• [Exercise goal] Count every line that has the word "document" in it; give no more than the number.

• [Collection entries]
%%

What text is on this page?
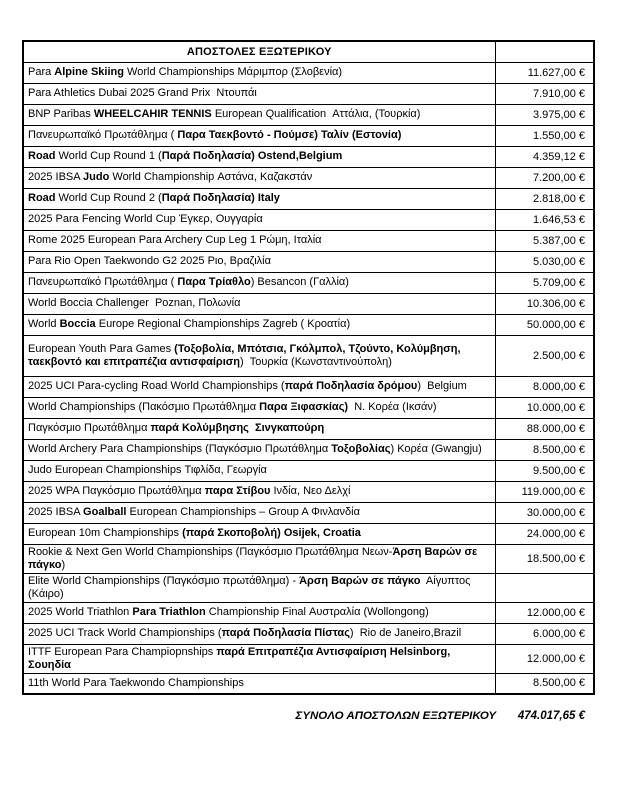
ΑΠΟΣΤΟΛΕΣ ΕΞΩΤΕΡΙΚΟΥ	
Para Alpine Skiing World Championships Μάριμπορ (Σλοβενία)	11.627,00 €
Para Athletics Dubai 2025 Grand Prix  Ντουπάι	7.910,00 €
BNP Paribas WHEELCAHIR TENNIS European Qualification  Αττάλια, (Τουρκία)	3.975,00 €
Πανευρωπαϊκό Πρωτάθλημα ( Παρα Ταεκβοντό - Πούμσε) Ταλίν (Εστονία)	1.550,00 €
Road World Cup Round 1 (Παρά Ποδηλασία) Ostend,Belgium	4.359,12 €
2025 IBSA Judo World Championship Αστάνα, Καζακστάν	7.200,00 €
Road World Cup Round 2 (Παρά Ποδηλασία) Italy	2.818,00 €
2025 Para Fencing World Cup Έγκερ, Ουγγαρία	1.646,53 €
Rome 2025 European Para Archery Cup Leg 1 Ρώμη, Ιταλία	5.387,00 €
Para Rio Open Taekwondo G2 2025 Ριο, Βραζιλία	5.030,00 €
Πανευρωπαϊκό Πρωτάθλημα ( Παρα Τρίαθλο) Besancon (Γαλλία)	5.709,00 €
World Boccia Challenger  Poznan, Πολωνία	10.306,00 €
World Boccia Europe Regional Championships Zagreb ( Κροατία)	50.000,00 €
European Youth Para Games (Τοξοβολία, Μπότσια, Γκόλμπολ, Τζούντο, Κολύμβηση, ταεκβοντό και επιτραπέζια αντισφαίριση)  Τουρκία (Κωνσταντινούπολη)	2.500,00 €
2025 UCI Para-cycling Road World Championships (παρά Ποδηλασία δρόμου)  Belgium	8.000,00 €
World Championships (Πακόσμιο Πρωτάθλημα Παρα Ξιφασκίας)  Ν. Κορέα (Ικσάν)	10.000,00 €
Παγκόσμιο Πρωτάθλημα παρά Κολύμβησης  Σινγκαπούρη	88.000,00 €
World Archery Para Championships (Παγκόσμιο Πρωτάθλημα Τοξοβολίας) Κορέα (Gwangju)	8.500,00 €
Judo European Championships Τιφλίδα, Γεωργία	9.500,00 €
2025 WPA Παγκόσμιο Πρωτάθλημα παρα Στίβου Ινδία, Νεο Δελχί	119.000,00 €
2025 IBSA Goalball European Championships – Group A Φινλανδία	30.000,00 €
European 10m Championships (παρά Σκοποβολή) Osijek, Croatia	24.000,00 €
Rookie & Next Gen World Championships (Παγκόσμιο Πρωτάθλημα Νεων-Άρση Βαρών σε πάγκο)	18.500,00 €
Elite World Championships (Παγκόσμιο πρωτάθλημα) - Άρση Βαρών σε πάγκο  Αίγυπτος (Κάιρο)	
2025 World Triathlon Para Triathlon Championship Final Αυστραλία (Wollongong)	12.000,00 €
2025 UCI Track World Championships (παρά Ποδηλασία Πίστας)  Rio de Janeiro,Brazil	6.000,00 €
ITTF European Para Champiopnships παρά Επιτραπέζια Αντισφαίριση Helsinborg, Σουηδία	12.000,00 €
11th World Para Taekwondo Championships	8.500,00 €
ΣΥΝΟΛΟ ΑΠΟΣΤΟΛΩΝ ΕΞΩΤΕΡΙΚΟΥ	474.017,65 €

%%
%%

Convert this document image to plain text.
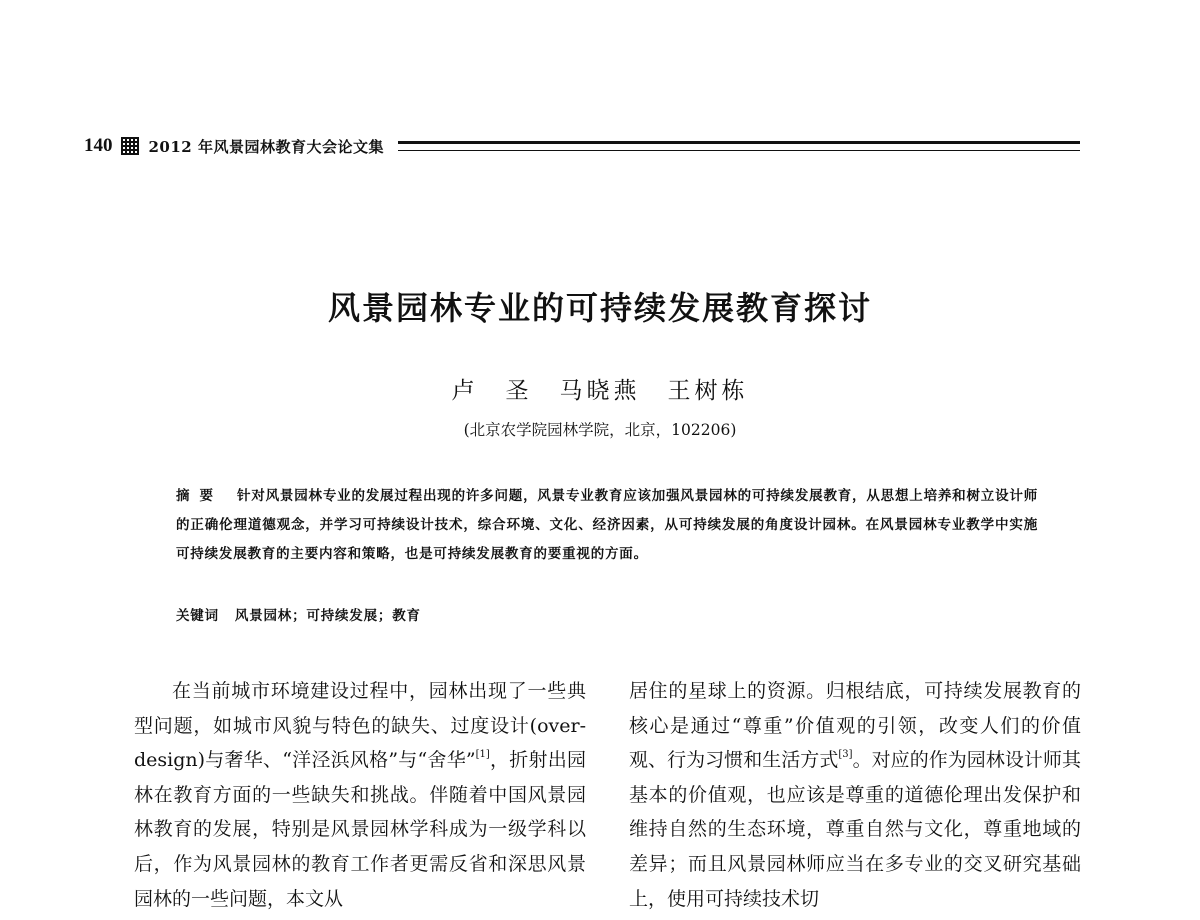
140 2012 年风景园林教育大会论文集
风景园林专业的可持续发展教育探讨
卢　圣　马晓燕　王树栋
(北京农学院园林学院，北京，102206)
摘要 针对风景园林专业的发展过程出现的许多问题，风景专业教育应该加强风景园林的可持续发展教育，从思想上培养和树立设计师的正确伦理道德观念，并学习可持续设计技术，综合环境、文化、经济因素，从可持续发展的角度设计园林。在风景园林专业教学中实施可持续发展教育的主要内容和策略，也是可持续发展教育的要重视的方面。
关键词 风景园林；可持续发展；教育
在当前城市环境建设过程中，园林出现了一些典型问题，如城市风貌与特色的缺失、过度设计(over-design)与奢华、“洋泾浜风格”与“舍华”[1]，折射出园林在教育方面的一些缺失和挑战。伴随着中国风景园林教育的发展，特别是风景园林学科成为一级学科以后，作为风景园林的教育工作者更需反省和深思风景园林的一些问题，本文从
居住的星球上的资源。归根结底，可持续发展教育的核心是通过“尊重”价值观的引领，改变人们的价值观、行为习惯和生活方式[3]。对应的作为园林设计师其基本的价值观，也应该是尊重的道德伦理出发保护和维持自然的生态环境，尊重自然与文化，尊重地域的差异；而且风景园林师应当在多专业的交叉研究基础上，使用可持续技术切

%%
%%

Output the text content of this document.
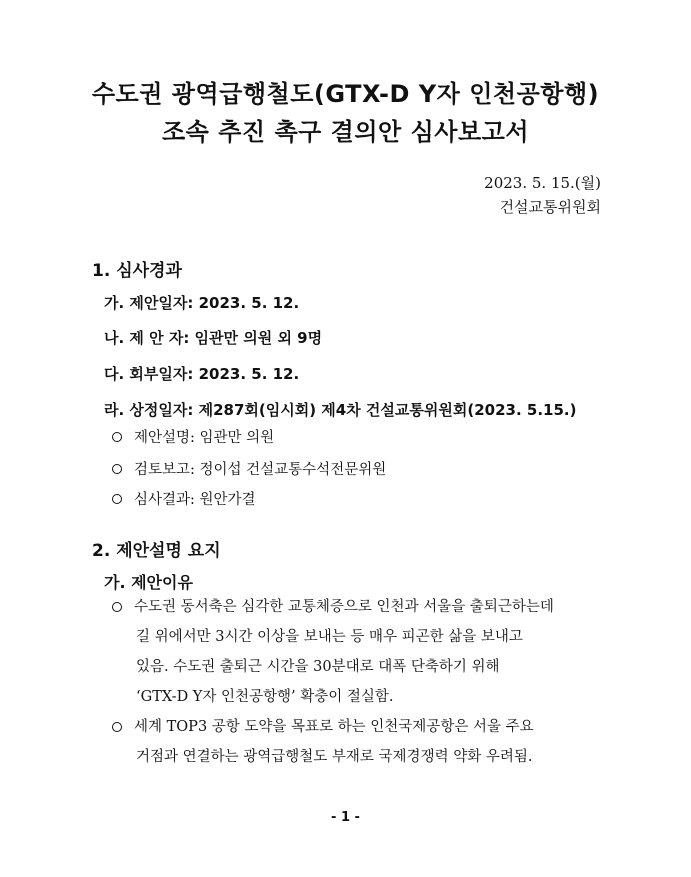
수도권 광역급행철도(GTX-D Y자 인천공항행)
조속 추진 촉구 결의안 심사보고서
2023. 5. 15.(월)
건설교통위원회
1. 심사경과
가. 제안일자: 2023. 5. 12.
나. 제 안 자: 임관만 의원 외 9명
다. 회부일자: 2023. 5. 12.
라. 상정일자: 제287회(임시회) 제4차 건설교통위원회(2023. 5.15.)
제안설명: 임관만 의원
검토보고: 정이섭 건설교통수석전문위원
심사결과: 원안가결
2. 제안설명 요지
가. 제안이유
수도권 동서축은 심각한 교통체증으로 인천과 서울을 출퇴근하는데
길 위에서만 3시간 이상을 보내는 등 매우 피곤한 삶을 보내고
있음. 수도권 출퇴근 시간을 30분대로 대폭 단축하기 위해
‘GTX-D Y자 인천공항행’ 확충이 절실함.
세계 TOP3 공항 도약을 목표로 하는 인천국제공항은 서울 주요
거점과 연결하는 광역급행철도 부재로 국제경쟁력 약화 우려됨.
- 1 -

%%

• [Task result] 2